● What this task involves:
Please reproduce word for word the rows below, from the one containing "343, 539, 351]" through the one containing "403, 129, 414]", with both of those included.

● Data for processing:
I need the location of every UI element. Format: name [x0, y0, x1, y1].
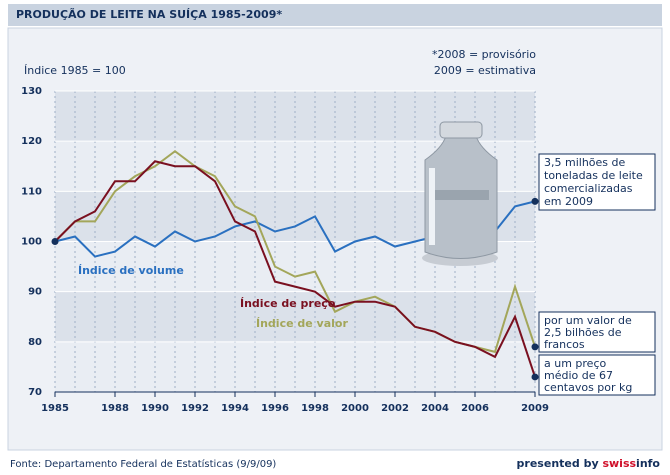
end-dot	[531, 343, 539, 351]
y-tick-label: 90	[28, 287, 42, 298]
annotation-box	[538, 153, 656, 211]
x-tick-label: 2000	[341, 403, 369, 414]
series-label: Índice de volume	[78, 264, 184, 277]
annotation-box	[538, 311, 656, 353]
series-label: Índice de valor	[256, 317, 348, 330]
credit: presented by swissinfo	[517, 457, 661, 470]
y-tick-label: 100	[21, 237, 42, 248]
y-tick-label: 70	[28, 387, 42, 398]
credit-text: presented by	[517, 457, 599, 470]
footnote: 2009 = estimativa	[434, 64, 536, 77]
x-tick-label: 1994	[221, 403, 249, 414]
end-dot	[531, 197, 539, 205]
credit-brand: swiss	[602, 457, 636, 470]
x-tick-label: 2002	[381, 403, 409, 414]
annotation: em 2009	[544, 195, 593, 208]
annotation: 2,5 bilhões de	[544, 326, 622, 339]
y-tick-label: 120	[21, 136, 42, 147]
y-label: Índice 1985 = 100	[24, 64, 126, 77]
x-tick-label: 2006	[461, 403, 489, 414]
x-tick-label: 2004	[421, 403, 449, 414]
y-tick-label: 110	[21, 186, 42, 197]
annotation: francos	[544, 338, 585, 351]
x-tick-label: 1996	[261, 403, 289, 414]
annotation: a um preço	[544, 357, 606, 370]
annotation: médio de 67	[544, 369, 613, 382]
annotation: toneladas de leite	[544, 169, 643, 182]
x-tick-label: 1990	[141, 403, 169, 414]
credit-brand: info	[636, 457, 660, 470]
annotation: 3,5 milhões de	[544, 156, 625, 169]
source: Fonte: Departamento Federal de Estatísti…	[10, 458, 276, 470]
x-tick-label: 1992	[181, 403, 209, 414]
annotation-box	[538, 354, 656, 396]
x-tick-label: 1988	[101, 403, 129, 414]
annotation: centavos por kg	[544, 381, 632, 394]
x-tick-label: 2009	[521, 403, 549, 414]
x-tick-label: 1985	[41, 403, 69, 414]
y-tick-label: 130	[21, 86, 42, 97]
chart-title: PRODUÇÃO DE LEITE NA SUÍÇA 1985-2009*	[16, 8, 282, 21]
milk-can	[422, 121, 498, 266]
end-dot	[531, 373, 539, 381]
x-tick-label: 1998	[301, 403, 329, 414]
start-dot	[51, 238, 59, 245]
footnote: *2008 = provisório	[432, 48, 536, 61]
y-tick-label: 80	[28, 337, 42, 348]
title-bar	[8, 4, 662, 26]
series-label: Índice de preço	[240, 297, 336, 310]
annotations: 3,5 milhões de toneladas de leite comerc…	[538, 153, 656, 396]
annotation: por um valor de	[544, 314, 632, 327]
annotation: comercializadas	[544, 182, 633, 195]
series-line	[54, 160, 536, 378]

● Written answer:
end-dot	[531, 343, 539, 351]
y-tick-label: 90	[28, 287, 42, 298]
annotation-box	[538, 153, 656, 211]
x-tick-label: 2000	[341, 403, 369, 414]
series-label: Índice de volume	[78, 264, 184, 277]
annotation-box	[538, 311, 656, 353]
series-label: Índice de valor	[256, 317, 348, 330]
credit: presented by swissinfo	[517, 457, 661, 470]
y-tick-label: 100	[21, 237, 42, 248]
y-tick-label: 70	[28, 387, 42, 398]
credit-text: presented by	[517, 457, 599, 470]
footnote: 2009 = estimativa	[434, 64, 536, 77]
x-tick-label: 1994	[221, 403, 249, 414]
end-dot	[531, 197, 539, 205]
credit-brand: swiss	[602, 457, 636, 470]
x-tick-label: 2002	[381, 403, 409, 414]
annotation: em 2009	[544, 195, 593, 208]
annotation: 2,5 bilhões de	[544, 326, 622, 339]
y-tick-label: 120	[21, 136, 42, 147]
y-label: Índice 1985 = 100	[24, 64, 126, 77]
x-tick-label: 2006	[461, 403, 489, 414]
x-tick-label: 2004	[421, 403, 449, 414]
y-tick-label: 110	[21, 186, 42, 197]
annotation: francos	[544, 338, 585, 351]
x-tick-label: 1996	[261, 403, 289, 414]
annotation: a um preço	[544, 357, 606, 370]
annotation: médio de 67	[544, 369, 613, 382]
annotation: toneladas de leite	[544, 169, 643, 182]
x-tick-label: 1990	[141, 403, 169, 414]
credit-brand: info	[636, 457, 660, 470]
annotation: 3,5 milhões de	[544, 156, 625, 169]
source: Fonte: Departamento Federal de Estatísti…	[10, 458, 276, 470]
x-tick-label: 1992	[181, 403, 209, 414]
annotation-box	[538, 354, 656, 396]
x-tick-label: 1988	[101, 403, 129, 414]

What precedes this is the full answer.